Could you transcribe every record below exactly as written, leaving out any pictures?

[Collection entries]
⁂
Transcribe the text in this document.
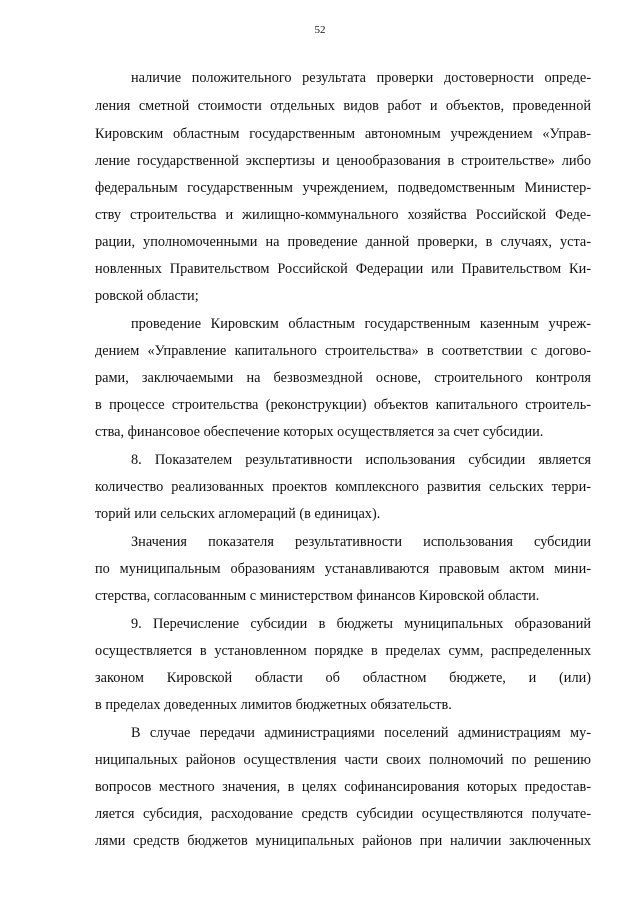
52
наличие положительного результата проверки достоверности опреде-
ления сметной стоимости отдельных видов работ и объектов, проведенной
Кировским областным государственным автономным учреждением «Управ-
ление государственной экспертизы и ценообразования в строительстве» либо
федеральным государственным учреждением, подведомственным Министер-
ству строительства и жилищно-коммунального хозяйства Российской Феде-
рации, уполномоченными на проведение данной проверки, в случаях, уста-
новленных Правительством Российской Федерации или Правительством Ки-
ровской области;
проведение Кировским областным государственным казенным учреж-
дением «Управление капитального строительства» в соответствии с догово-
рами, заключаемыми на безвозмездной основе, строительного контроля
в процессе строительства (реконструкции) объектов капитального строитель-
ства, финансовое обеспечение которых осуществляется за счет субсидии.
8. Показателем результативности использования субсидии является
количество реализованных проектов комплексного развития сельских терри-
торий или сельских агломераций (в единицах).
Значения показателя результативности использования субсидии
по муниципальным образованиям устанавливаются правовым актом мини-
стерства, согласованным с министерством финансов Кировской области.
9. Перечисление субсидии в бюджеты муниципальных образований
осуществляется в установленном порядке в пределах сумм, распределенных
законом Кировской области об областном бюджете, и (или)
в пределах доведенных лимитов бюджетных обязательств.
В случае передачи администрациями поселений администрациям му-
ниципальных районов осуществления части своих полномочий по решению
вопросов местного значения, в целях софинансирования которых предостав-
ляется субсидия, расходование средств субсидии осуществляются получате-
лями средств бюджетов муниципальных районов при наличии заключенных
⁂
_Written reply_
Transcribe the text in this document.
52
наличие положительного результата проверки достоверности опреде-
ления сметной стоимости отдельных видов работ и объектов, проведенной
Кировским областным государственным автономным учреждением «Управ-
ление государственной экспертизы и ценообразования в строительстве» либо
федеральным государственным учреждением, подведомственным Министер-
ству строительства и жилищно-коммунального хозяйства Российской Феде-
рации, уполномоченными на проведение данной проверки, в случаях, уста-
новленных Правительством Российской Федерации или Правительством Ки-
ровской области;
проведение Кировским областным государственным казенным учреж-
дением «Управление капитального строительства» в соответствии с догово-
рами, заключаемыми на безвозмездной основе, строительного контроля
в процессе строительства (реконструкции) объектов капитального строитель-
ства, финансовое обеспечение которых осуществляется за счет субсидии.
8. Показателем результативности использования субсидии является
количество реализованных проектов комплексного развития сельских терри-
торий или сельских агломераций (в единицах).
Значения показателя результативности использования субсидии
по муниципальным образованиям устанавливаются правовым актом мини-
стерства, согласованным с министерством финансов Кировской области.
9. Перечисление субсидии в бюджеты муниципальных образований
осуществляется в установленном порядке в пределах сумм, распределенных
законом Кировской области об областном бюджете, и (или)
в пределах доведенных лимитов бюджетных обязательств.
В случае передачи администрациями поселений администрациям му-
ниципальных районов осуществления части своих полномочий по решению
вопросов местного значения, в целях софинансирования которых предостав-
ляется субсидия, расходование средств субсидии осуществляются получате-
лями средств бюджетов муниципальных районов при наличии заключенных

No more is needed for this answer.